-------- Fonte --------

Ritornare al Signore con tutto il cuore

<Ritornare al Signore con tutto il cuore> (Gioele 2,12)

Lectio divina per il tempo di Quaresima

 

  

[12] Or dunque – parola del Signore –
ritornate a me con tutto il cuore,
con digiuni, con pianti e lamenti”.

[13] Laceratevi il cuore e non le vesti,
ritornate al Signore vostro Dio,
perché egli è misericordioso e benigno,
tardo all’ira e ricco di benevolenza
e si impietosisce riguardo alla sventura.

[14] Chi sa che non cambi e si plachi
e lasci dietro a sé una benedizione?
Offerta e libazione per il Signore vostro Dio.

[15] Suonate la tromba in Sion,
proclamate un digiuno,
convocate un’adunanza solenne.

[16] Radunate il popolo, indite un’assemblea,
chiamate i vecchi,
riunite i fanciulli, i bambini lattanti;
esca lo sposo dalla sua camera
e la sposa dal suo talamo.

[17] Tra il vestibolo e l’altare piangano
i sacerdoti, ministri del Signore, e dicano:
“Perdona, Signore, al tuo popolo
e non esporre la tua eredità al vituperio
e alla derisione delle genti”.
Perché si dovrebbe dire fra i popoli:
“Dov’è il loro Dio?”.

[18] Il Signore si mostri geloso per la sua terra
e si muova a compassione del suo popolo.



 

 

 

1. Contesto storico-letterario: il giorno di Jhwh

 

Ci troviamo all’interno della sezione che annuncia il terribile giorno di Jhwh ed è il profeta a parlare nel nome del Signore. Egli dà l’annunzio con il suono di trombe (corni) – come segnali di guerra – per tutti i popoli della terra. Dopo la visione del prossimo giorno di Jhwh (cf. 1,15-20), il profeta passa ora alla descrizione della sua realizzazione. La descrizione è fatta con immagini prese dall’avvicinarsi di un esercito invasore, che attacca una città e la conquista. Dopo l’invito a suonare la tromba, perché il giorno di Jhwh è alle porte come un terribile esercito, lo si descrive come un popolo forte e numeroso quant’altri mai, si accenna alla sua potenza distruttrice, al suo aspetto simile a quello di cavalli e cavalieri a galoppo, al fragore di carri da guerra, al crepito di una fiamma e all’impeto con cui attacca battaglia. Si accenna poi ai popoli che si contorcono e le cui facce si scolorano al suo arrivo.

Il profeta ritorna, quindi, alla descrizione del giorno del Signore sotto l’immagine dell’esercito quando va all’assalto in ordine, quando si scontra con i difensori, quando penetra come un ladro nella città e nelle case. Non soltanto la terra, ma anche gli elementi celesti si scuotono. Si tratta, infatti, di Jhwh e del suo terribile esercito, cioè del suo irresistibile giorno.

--------

Nella lectio divina su Gioele, elenchi tutti gli ordini impartiti nel versetto contrassegnato con [15]. Questi dati provengono da una fonte diversa.

-------- Dati forniti --------

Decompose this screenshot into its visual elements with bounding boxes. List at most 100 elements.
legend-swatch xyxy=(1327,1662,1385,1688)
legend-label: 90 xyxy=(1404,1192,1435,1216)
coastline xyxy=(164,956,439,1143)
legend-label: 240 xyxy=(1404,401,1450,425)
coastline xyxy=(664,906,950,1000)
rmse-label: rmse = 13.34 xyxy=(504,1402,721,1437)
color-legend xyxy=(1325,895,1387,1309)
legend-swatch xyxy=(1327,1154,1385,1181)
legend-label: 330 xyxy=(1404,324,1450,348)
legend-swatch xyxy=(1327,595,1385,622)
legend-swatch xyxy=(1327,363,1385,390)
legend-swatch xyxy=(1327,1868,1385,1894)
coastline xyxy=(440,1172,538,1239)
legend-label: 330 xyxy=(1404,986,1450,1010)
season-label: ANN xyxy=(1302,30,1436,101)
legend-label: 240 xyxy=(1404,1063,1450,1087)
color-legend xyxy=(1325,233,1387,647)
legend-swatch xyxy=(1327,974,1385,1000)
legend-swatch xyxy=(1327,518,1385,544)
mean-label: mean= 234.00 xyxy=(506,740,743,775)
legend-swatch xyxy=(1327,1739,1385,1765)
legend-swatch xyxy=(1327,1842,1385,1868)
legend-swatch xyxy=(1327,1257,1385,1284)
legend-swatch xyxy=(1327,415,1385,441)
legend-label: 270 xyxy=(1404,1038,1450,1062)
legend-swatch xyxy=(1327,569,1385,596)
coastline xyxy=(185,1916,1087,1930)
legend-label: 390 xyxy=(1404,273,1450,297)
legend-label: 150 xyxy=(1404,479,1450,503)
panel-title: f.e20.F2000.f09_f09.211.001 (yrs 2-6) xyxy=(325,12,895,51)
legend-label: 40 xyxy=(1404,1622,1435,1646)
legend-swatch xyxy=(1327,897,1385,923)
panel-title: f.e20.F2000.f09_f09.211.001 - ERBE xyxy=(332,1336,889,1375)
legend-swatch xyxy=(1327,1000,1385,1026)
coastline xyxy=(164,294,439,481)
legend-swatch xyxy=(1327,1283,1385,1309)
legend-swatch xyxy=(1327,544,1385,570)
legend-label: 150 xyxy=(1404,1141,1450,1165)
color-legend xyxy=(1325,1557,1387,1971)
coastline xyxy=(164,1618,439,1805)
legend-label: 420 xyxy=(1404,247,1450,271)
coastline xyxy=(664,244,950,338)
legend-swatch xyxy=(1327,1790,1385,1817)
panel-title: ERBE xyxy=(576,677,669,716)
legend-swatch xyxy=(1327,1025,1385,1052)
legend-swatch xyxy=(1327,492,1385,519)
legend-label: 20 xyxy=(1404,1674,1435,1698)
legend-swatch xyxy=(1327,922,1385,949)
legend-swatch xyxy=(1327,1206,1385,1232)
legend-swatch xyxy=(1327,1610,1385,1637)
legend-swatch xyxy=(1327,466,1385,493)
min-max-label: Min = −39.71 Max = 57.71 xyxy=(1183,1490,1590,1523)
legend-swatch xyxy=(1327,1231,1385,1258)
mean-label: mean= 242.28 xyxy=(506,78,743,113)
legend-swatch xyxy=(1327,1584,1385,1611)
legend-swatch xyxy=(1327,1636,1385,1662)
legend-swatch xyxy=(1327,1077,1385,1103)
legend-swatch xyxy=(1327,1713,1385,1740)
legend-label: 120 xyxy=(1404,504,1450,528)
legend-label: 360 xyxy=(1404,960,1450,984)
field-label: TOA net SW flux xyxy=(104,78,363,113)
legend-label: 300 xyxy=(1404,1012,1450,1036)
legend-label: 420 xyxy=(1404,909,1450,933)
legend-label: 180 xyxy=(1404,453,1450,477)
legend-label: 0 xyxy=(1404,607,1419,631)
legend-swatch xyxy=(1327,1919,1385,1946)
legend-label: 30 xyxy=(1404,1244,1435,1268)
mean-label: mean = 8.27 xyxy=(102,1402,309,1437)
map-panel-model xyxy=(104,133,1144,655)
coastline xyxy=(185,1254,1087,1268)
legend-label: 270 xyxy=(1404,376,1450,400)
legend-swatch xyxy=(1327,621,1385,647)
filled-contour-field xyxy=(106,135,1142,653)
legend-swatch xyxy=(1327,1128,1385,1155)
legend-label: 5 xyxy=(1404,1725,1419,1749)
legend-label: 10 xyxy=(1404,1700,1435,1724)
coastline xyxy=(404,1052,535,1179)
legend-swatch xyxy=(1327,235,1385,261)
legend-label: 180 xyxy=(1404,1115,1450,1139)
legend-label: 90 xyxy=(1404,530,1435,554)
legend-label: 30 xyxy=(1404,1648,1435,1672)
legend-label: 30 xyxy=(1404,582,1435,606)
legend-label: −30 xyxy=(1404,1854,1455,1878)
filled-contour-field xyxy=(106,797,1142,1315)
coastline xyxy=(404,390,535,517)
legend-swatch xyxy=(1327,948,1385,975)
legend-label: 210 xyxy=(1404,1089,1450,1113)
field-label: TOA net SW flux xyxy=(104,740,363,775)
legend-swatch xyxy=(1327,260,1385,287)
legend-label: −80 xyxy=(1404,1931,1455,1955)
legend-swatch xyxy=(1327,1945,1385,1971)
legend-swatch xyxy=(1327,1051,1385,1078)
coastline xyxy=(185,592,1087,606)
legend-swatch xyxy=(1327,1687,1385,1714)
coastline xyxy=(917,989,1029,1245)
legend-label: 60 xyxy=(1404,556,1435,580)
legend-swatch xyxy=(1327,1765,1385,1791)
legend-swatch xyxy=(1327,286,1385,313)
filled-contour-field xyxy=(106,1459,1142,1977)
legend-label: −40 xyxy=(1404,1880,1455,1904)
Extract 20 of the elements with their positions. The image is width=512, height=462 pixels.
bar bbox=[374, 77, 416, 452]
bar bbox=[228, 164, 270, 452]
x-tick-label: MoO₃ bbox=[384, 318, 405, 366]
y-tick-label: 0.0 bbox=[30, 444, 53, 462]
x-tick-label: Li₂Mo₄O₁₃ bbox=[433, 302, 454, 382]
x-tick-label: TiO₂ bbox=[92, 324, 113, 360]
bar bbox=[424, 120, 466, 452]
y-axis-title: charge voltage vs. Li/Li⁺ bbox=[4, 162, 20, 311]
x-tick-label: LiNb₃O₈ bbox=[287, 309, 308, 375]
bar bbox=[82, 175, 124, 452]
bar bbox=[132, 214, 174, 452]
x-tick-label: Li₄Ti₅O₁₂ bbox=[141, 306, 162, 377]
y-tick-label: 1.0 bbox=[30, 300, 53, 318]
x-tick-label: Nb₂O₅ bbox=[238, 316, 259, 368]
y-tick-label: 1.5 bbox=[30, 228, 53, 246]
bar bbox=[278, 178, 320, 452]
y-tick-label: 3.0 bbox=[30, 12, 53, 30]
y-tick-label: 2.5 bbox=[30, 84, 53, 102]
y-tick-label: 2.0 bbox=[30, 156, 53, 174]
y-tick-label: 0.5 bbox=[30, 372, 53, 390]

--------

* _Risposta corretta_:
Suonate la tromba in Sion; proclamate un digiuno; convocate un'adunanza solenne.